_Written exercise:_ Extract every one of the following rows and reproduce each line verbatim.

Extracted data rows

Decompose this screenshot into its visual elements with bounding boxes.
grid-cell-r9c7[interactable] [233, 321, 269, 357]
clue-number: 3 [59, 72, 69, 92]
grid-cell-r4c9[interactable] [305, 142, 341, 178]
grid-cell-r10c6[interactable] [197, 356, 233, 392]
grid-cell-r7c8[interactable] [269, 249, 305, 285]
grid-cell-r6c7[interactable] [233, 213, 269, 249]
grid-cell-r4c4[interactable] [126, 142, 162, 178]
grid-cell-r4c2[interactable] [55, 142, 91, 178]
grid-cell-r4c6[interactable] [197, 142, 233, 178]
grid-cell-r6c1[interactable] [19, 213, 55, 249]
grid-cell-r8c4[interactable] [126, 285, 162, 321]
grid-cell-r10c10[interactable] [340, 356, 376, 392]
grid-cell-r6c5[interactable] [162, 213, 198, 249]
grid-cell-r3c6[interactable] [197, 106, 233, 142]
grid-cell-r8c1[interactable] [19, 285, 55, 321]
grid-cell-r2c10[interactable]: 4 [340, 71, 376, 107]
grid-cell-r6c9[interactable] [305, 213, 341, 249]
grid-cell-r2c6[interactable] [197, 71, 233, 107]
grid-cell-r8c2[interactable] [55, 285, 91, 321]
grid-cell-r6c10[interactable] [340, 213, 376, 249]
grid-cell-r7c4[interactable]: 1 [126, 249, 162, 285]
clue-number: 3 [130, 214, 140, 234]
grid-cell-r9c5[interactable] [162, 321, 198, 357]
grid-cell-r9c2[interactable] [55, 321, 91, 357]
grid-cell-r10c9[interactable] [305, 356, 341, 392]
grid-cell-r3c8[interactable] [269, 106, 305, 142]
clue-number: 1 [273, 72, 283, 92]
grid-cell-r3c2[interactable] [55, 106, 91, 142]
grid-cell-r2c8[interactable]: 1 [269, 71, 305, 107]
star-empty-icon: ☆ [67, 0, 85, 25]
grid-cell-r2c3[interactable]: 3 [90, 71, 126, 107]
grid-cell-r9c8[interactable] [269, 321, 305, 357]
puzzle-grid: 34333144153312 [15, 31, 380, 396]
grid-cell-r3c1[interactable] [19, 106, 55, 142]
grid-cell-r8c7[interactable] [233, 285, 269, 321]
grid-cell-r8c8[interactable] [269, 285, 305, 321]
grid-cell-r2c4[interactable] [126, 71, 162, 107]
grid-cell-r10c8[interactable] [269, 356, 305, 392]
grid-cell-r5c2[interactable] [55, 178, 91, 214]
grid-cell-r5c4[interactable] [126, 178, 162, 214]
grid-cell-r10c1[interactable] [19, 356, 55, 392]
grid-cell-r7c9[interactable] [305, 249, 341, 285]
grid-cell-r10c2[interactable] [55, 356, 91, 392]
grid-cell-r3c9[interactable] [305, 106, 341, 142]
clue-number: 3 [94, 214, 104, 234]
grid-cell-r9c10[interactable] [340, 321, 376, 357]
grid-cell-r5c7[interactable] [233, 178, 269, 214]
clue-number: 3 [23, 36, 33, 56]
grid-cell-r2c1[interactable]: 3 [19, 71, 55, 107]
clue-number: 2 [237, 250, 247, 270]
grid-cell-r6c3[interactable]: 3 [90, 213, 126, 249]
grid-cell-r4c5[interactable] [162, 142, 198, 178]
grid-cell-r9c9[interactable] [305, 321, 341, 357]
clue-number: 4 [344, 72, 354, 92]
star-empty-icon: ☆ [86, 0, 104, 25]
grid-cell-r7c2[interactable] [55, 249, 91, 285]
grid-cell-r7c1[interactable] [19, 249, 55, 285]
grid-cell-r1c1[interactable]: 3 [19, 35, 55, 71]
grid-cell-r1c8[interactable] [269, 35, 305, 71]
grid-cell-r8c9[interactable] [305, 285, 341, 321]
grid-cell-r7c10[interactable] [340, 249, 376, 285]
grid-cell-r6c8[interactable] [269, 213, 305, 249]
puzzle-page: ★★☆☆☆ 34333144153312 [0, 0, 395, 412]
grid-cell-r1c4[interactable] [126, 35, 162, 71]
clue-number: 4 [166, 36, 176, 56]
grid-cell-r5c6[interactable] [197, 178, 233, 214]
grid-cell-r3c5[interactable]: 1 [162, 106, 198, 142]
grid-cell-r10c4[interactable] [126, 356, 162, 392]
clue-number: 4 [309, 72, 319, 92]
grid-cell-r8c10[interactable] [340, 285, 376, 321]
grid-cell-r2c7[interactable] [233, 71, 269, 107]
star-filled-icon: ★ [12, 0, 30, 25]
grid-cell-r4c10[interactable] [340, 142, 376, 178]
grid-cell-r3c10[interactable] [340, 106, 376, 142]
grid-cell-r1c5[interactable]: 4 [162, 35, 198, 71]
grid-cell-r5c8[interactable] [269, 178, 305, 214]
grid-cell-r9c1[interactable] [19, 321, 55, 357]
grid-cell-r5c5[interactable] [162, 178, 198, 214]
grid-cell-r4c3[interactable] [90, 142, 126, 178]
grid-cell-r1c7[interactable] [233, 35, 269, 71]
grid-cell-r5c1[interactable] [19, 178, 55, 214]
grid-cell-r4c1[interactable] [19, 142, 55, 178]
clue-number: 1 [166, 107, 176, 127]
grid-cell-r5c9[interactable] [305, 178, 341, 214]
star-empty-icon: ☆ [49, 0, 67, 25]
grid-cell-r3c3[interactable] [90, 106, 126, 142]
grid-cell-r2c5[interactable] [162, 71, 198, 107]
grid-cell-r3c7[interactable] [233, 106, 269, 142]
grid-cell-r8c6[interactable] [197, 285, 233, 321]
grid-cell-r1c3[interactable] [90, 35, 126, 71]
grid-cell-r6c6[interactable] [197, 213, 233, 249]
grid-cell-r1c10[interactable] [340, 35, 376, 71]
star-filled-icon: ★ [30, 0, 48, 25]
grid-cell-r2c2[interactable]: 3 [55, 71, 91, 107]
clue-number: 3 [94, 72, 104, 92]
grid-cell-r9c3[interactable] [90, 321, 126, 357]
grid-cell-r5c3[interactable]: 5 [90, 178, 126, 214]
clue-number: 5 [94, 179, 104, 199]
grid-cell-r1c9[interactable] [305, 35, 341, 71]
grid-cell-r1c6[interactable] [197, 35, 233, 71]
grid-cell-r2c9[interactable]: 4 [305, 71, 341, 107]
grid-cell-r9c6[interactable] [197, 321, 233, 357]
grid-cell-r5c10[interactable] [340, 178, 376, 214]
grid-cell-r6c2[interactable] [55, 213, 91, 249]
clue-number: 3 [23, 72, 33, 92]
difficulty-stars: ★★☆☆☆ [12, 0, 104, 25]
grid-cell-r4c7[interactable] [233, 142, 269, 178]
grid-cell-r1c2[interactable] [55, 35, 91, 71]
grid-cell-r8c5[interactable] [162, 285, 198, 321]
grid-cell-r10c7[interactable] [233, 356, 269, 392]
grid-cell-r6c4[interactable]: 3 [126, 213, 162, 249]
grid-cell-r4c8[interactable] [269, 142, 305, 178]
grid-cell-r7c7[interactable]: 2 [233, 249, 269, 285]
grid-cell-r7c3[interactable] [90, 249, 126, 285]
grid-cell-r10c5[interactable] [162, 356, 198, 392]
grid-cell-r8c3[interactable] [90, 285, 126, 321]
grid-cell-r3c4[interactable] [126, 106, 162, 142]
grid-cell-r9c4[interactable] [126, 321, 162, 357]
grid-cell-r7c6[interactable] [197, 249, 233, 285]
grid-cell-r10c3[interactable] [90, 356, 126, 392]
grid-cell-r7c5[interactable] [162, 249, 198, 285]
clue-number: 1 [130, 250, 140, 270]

_Full output:_
Decompose this screenshot into its visual elements with bounding boxes.
grid-cell-r9c7[interactable] [233, 321, 269, 357]
clue-number: 3 [59, 72, 69, 92]
grid-cell-r4c9[interactable] [305, 142, 341, 178]
grid-cell-r10c6[interactable] [197, 356, 233, 392]
grid-cell-r7c8[interactable] [269, 249, 305, 285]
grid-cell-r6c7[interactable] [233, 213, 269, 249]
grid-cell-r4c4[interactable] [126, 142, 162, 178]
grid-cell-r4c2[interactable] [55, 142, 91, 178]
grid-cell-r4c6[interactable] [197, 142, 233, 178]
grid-cell-r6c1[interactable] [19, 213, 55, 249]
grid-cell-r8c4[interactable] [126, 285, 162, 321]
grid-cell-r10c10[interactable] [340, 356, 376, 392]
grid-cell-r6c5[interactable] [162, 213, 198, 249]
grid-cell-r3c6[interactable] [197, 106, 233, 142]
grid-cell-r8c1[interactable] [19, 285, 55, 321]
grid-cell-r2c10[interactable]: 4 [340, 71, 376, 107]
grid-cell-r6c9[interactable] [305, 213, 341, 249]
grid-cell-r2c6[interactable] [197, 71, 233, 107]
grid-cell-r8c2[interactable] [55, 285, 91, 321]
grid-cell-r6c10[interactable] [340, 213, 376, 249]
grid-cell-r7c4[interactable]: 1 [126, 249, 162, 285]
clue-number: 3 [130, 214, 140, 234]
grid-cell-r9c5[interactable] [162, 321, 198, 357]
grid-cell-r9c2[interactable] [55, 321, 91, 357]
grid-cell-r10c9[interactable] [305, 356, 341, 392]
grid-cell-r3c8[interactable] [269, 106, 305, 142]
clue-number: 1 [273, 72, 283, 92]
grid-cell-r3c2[interactable] [55, 106, 91, 142]
grid-cell-r2c8[interactable]: 1 [269, 71, 305, 107]
star-empty-icon: ☆ [67, 0, 85, 25]
grid-cell-r2c3[interactable]: 3 [90, 71, 126, 107]
grid-cell-r9c8[interactable] [269, 321, 305, 357]
puzzle-grid: 34333144153312 [15, 31, 380, 396]
grid-cell-r3c1[interactable] [19, 106, 55, 142]
grid-cell-r8c7[interactable] [233, 285, 269, 321]
grid-cell-r8c8[interactable] [269, 285, 305, 321]
grid-cell-r2c4[interactable] [126, 71, 162, 107]
grid-cell-r10c8[interactable] [269, 356, 305, 392]
grid-cell-r5c2[interactable] [55, 178, 91, 214]
grid-cell-r5c4[interactable] [126, 178, 162, 214]
grid-cell-r10c1[interactable] [19, 356, 55, 392]
grid-cell-r7c9[interactable] [305, 249, 341, 285]
grid-cell-r10c2[interactable] [55, 356, 91, 392]
grid-cell-r3c9[interactable] [305, 106, 341, 142]
clue-number: 3 [94, 214, 104, 234]
grid-cell-r9c10[interactable] [340, 321, 376, 357]
grid-cell-r5c7[interactable] [233, 178, 269, 214]
clue-number: 3 [23, 36, 33, 56]
grid-cell-r2c1[interactable]: 3 [19, 71, 55, 107]
clue-number: 2 [237, 250, 247, 270]
grid-cell-r6c3[interactable]: 3 [90, 213, 126, 249]
grid-cell-r4c5[interactable] [162, 142, 198, 178]
grid-cell-r9c9[interactable] [305, 321, 341, 357]
clue-number: 4 [344, 72, 354, 92]
star-empty-icon: ☆ [86, 0, 104, 25]
grid-cell-r7c2[interactable] [55, 249, 91, 285]
grid-cell-r7c1[interactable] [19, 249, 55, 285]
grid-cell-r1c1[interactable]: 3 [19, 35, 55, 71]
grid-cell-r1c8[interactable] [269, 35, 305, 71]
grid-cell-r8c9[interactable] [305, 285, 341, 321]
grid-cell-r7c10[interactable] [340, 249, 376, 285]
grid-cell-r6c8[interactable] [269, 213, 305, 249]
puzzle-page: ★★☆☆☆ 34333144153312 [0, 0, 395, 412]
grid-cell-r1c4[interactable] [126, 35, 162, 71]
clue-number: 4 [166, 36, 176, 56]
grid-cell-r5c6[interactable] [197, 178, 233, 214]
grid-cell-r3c5[interactable]: 1 [162, 106, 198, 142]
grid-cell-r10c4[interactable] [126, 356, 162, 392]
clue-number: 4 [309, 72, 319, 92]
grid-cell-r8c10[interactable] [340, 285, 376, 321]
grid-cell-r2c7[interactable] [233, 71, 269, 107]
star-filled-icon: ★ [12, 0, 30, 25]
grid-cell-r4c10[interactable] [340, 142, 376, 178]
grid-cell-r3c10[interactable] [340, 106, 376, 142]
grid-cell-r1c5[interactable]: 4 [162, 35, 198, 71]
grid-cell-r5c8[interactable] [269, 178, 305, 214]
grid-cell-r9c1[interactable] [19, 321, 55, 357]
grid-cell-r5c5[interactable] [162, 178, 198, 214]
grid-cell-r4c3[interactable] [90, 142, 126, 178]
grid-cell-r1c7[interactable] [233, 35, 269, 71]
grid-cell-r5c1[interactable] [19, 178, 55, 214]
grid-cell-r4c1[interactable] [19, 142, 55, 178]
clue-number: 1 [166, 107, 176, 127]
grid-cell-r5c9[interactable] [305, 178, 341, 214]
star-empty-icon: ☆ [49, 0, 67, 25]
grid-cell-r3c3[interactable] [90, 106, 126, 142]
grid-cell-r2c5[interactable] [162, 71, 198, 107]
grid-cell-r3c7[interactable] [233, 106, 269, 142]
grid-cell-r8c6[interactable] [197, 285, 233, 321]
grid-cell-r1c3[interactable] [90, 35, 126, 71]
grid-cell-r6c6[interactable] [197, 213, 233, 249]
grid-cell-r1c10[interactable] [340, 35, 376, 71]
star-filled-icon: ★ [30, 0, 48, 25]
grid-cell-r2c2[interactable]: 3 [55, 71, 91, 107]
clue-number: 3 [94, 72, 104, 92]
grid-cell-r9c3[interactable] [90, 321, 126, 357]
grid-cell-r5c3[interactable]: 5 [90, 178, 126, 214]
clue-number: 5 [94, 179, 104, 199]
grid-cell-r1c9[interactable] [305, 35, 341, 71]
grid-cell-r1c6[interactable] [197, 35, 233, 71]
grid-cell-r2c9[interactable]: 4 [305, 71, 341, 107]
grid-cell-r9c6[interactable] [197, 321, 233, 357]
grid-cell-r5c10[interactable] [340, 178, 376, 214]
grid-cell-r6c2[interactable] [55, 213, 91, 249]
clue-number: 3 [23, 72, 33, 92]
difficulty-stars: ★★☆☆☆ [12, 0, 104, 25]
grid-cell-r4c7[interactable] [233, 142, 269, 178]
grid-cell-r1c2[interactable] [55, 35, 91, 71]
grid-cell-r8c5[interactable] [162, 285, 198, 321]
grid-cell-r10c7[interactable] [233, 356, 269, 392]
grid-cell-r6c4[interactable]: 3 [126, 213, 162, 249]
grid-cell-r4c8[interactable] [269, 142, 305, 178]
grid-cell-r7c7[interactable]: 2 [233, 249, 269, 285]
grid-cell-r7c3[interactable] [90, 249, 126, 285]
grid-cell-r10c5[interactable] [162, 356, 198, 392]
grid-cell-r8c3[interactable] [90, 285, 126, 321]
grid-cell-r3c4[interactable] [126, 106, 162, 142]
grid-cell-r9c4[interactable] [126, 321, 162, 357]
grid-cell-r7c6[interactable] [197, 249, 233, 285]
grid-cell-r10c3[interactable] [90, 356, 126, 392]
grid-cell-r7c5[interactable] [162, 249, 198, 285]
clue-number: 1 [130, 250, 140, 270]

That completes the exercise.